-- begin --
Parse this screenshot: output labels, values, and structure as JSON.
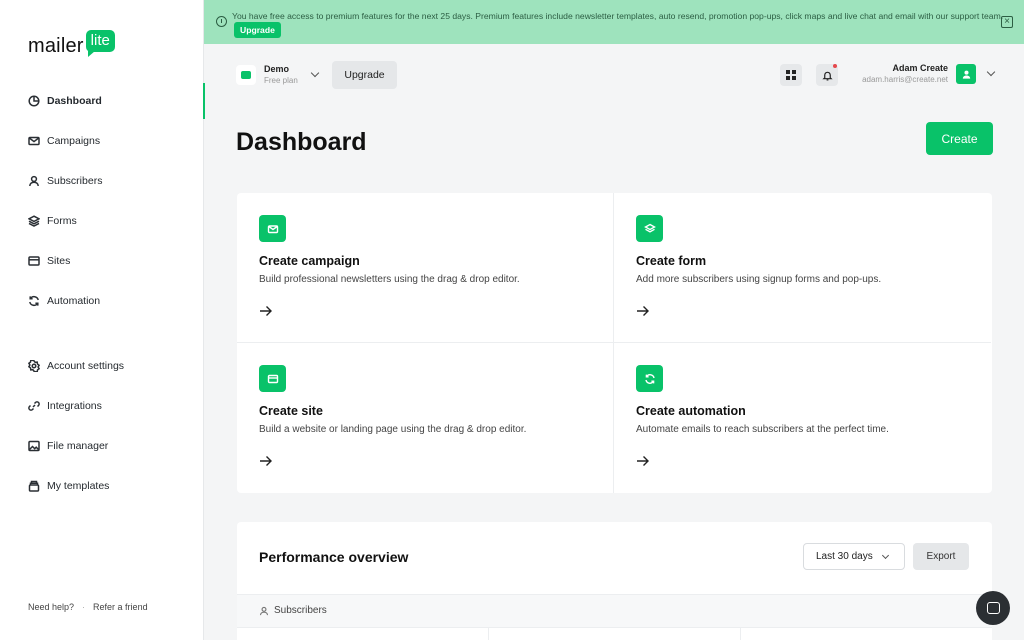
{
  "brand": {
    "logo_text": "mailer",
    "logo_badge": "lite"
  },
  "banner": {
    "text": "You have free access to premium features for the next 25 days. Premium features include newsletter templates, auto resend, promotion pop-ups, click maps and live chat and email with our support team.",
    "upgrade_label": "Upgrade",
    "close_icon": "close-icon"
  },
  "sidebar": {
    "items": [
      {
        "label": "Dashboard",
        "icon": "dashboard-icon",
        "active": true
      },
      {
        "label": "Campaigns",
        "icon": "mail-icon"
      },
      {
        "label": "Subscribers",
        "icon": "user-icon"
      },
      {
        "label": "Forms",
        "icon": "layers-icon"
      },
      {
        "label": "Sites",
        "icon": "browser-icon"
      },
      {
        "label": "Automation",
        "icon": "refresh-icon"
      },
      {
        "label": "Account settings",
        "icon": "gear-icon"
      },
      {
        "label": "Integrations",
        "icon": "link-icon"
      },
      {
        "label": "File manager",
        "icon": "image-icon"
      },
      {
        "label": "My templates",
        "icon": "template-icon"
      }
    ],
    "footer": {
      "help": "Need help?",
      "refer": "Refer a friend"
    }
  },
  "topbar": {
    "account_name": "Demo",
    "account_plan": "Free plan",
    "upgrade_label": "Upgrade",
    "user_name": "Adam Create",
    "user_email": "adam.harris@create.net"
  },
  "page": {
    "title": "Dashboard",
    "create_label": "Create"
  },
  "cards": [
    {
      "title": "Create campaign",
      "desc": "Build professional newsletters using the drag & drop editor.",
      "icon": "mail-icon"
    },
    {
      "title": "Create form",
      "desc": "Add more subscribers using signup forms and pop-ups.",
      "icon": "layers-icon"
    },
    {
      "title": "Create site",
      "desc": "Build a website or landing page using the drag & drop editor.",
      "icon": "browser-icon"
    },
    {
      "title": "Create automation",
      "desc": "Automate emails to reach subscribers at the perfect time.",
      "icon": "refresh-icon"
    }
  ],
  "performance": {
    "title": "Performance overview",
    "range_label": "Last 30 days",
    "export_label": "Export",
    "tab_label": "Subscribers"
  },
  "colors": {
    "brand_green": "#09c269",
    "banner_bg": "#9ee3bd"
  }
}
-- end --
Find the word "Build" in the material, then list each line that holds it.

      "desc": "Build professional newsletters using the drag & drop editor.",
      "desc": "Build a website or landing page using the drag & drop editor.",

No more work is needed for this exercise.